--- START OF Extracted entries ---

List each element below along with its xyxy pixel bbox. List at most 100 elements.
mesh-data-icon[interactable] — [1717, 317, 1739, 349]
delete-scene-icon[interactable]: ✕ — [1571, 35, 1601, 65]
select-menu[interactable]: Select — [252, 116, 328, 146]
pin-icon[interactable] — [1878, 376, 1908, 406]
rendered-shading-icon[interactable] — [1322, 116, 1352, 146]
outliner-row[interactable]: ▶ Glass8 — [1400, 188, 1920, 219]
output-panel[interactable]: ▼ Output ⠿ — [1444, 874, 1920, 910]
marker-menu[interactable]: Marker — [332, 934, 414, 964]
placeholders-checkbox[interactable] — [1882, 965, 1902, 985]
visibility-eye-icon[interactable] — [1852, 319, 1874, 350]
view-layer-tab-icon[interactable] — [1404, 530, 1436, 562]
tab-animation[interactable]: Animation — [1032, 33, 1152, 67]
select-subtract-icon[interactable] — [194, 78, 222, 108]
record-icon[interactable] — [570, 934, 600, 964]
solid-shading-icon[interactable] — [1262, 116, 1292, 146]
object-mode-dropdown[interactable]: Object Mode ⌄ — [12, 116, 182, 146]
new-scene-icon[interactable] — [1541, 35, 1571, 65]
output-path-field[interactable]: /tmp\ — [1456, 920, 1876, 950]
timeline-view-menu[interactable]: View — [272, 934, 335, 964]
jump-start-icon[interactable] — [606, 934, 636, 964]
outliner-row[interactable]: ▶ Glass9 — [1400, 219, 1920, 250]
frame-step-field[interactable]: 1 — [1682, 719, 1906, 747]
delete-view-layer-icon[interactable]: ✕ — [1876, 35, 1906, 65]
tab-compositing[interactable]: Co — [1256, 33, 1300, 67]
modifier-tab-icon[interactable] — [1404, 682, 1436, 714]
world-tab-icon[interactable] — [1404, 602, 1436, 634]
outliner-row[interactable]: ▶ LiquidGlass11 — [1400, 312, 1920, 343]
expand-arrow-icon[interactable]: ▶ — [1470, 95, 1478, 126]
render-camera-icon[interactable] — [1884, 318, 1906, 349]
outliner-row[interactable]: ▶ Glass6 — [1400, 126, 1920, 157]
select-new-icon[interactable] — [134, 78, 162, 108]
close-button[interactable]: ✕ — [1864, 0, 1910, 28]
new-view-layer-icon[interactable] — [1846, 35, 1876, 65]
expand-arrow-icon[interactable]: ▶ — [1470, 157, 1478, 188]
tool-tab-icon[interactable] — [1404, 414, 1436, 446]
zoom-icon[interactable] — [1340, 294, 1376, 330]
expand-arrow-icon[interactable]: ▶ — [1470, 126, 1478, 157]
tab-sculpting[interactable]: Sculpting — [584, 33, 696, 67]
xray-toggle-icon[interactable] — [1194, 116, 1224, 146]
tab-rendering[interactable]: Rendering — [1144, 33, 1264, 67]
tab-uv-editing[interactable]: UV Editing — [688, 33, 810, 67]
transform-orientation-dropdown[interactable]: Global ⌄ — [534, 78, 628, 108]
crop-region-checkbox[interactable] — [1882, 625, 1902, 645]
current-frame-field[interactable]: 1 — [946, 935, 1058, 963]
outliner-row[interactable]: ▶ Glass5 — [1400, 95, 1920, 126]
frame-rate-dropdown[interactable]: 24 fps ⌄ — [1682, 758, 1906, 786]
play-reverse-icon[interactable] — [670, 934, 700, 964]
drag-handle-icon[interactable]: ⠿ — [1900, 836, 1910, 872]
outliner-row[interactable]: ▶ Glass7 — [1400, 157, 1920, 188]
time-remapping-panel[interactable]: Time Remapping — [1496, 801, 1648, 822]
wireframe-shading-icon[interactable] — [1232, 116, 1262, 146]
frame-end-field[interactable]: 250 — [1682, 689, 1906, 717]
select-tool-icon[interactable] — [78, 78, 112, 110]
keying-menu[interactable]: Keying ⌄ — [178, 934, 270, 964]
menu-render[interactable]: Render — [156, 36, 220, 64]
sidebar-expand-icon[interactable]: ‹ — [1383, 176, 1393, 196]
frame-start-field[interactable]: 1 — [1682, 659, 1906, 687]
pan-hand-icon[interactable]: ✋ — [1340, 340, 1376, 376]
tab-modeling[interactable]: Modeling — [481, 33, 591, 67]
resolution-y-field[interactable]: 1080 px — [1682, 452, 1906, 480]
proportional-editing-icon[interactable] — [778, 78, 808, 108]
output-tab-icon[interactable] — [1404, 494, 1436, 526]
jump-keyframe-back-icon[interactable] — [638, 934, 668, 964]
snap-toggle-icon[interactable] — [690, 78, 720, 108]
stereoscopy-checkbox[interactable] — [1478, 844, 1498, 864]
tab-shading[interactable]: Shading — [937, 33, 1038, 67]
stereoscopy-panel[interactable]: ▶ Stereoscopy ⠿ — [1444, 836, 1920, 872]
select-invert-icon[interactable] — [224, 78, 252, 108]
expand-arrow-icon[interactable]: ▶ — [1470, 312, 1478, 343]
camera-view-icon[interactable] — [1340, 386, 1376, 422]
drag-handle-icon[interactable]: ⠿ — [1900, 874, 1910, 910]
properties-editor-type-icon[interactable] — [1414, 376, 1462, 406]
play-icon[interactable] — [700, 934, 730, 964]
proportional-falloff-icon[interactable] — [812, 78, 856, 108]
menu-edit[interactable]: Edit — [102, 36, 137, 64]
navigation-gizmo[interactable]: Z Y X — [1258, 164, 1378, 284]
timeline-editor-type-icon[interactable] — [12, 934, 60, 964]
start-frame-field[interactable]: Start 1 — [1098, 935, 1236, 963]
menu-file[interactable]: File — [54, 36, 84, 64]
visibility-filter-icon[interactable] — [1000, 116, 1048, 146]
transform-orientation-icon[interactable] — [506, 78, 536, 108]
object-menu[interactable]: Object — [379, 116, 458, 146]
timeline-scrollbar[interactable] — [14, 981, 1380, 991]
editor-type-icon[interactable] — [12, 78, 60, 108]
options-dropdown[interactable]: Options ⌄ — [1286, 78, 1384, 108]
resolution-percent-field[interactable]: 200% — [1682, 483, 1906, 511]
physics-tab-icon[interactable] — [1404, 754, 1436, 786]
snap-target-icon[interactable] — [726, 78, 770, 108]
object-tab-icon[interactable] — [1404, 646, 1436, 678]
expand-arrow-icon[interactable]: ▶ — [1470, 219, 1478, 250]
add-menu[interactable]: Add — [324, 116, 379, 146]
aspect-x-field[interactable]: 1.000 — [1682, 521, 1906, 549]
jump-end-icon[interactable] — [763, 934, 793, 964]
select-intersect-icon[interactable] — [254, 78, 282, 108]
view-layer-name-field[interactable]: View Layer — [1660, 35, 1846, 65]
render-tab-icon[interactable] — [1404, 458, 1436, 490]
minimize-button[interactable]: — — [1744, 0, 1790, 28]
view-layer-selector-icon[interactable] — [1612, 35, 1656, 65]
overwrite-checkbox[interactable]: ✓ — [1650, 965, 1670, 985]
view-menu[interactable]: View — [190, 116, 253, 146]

--- END OF Extracted entries ---

__Goal__:
Echo the rows from the start through the line holding "outliner-row[interactable]: ▶ Glass8", inclusive, and nothing else.

__Result of the task__:
List each element below along with its xyxy pixel bbox. List at most 100 elements.
mesh-data-icon[interactable] — [1717, 317, 1739, 349]
delete-scene-icon[interactable]: ✕ — [1571, 35, 1601, 65]
select-menu[interactable]: Select — [252, 116, 328, 146]
pin-icon[interactable] — [1878, 376, 1908, 406]
rendered-shading-icon[interactable] — [1322, 116, 1352, 146]
outliner-row[interactable]: ▶ Glass8 — [1400, 188, 1920, 219]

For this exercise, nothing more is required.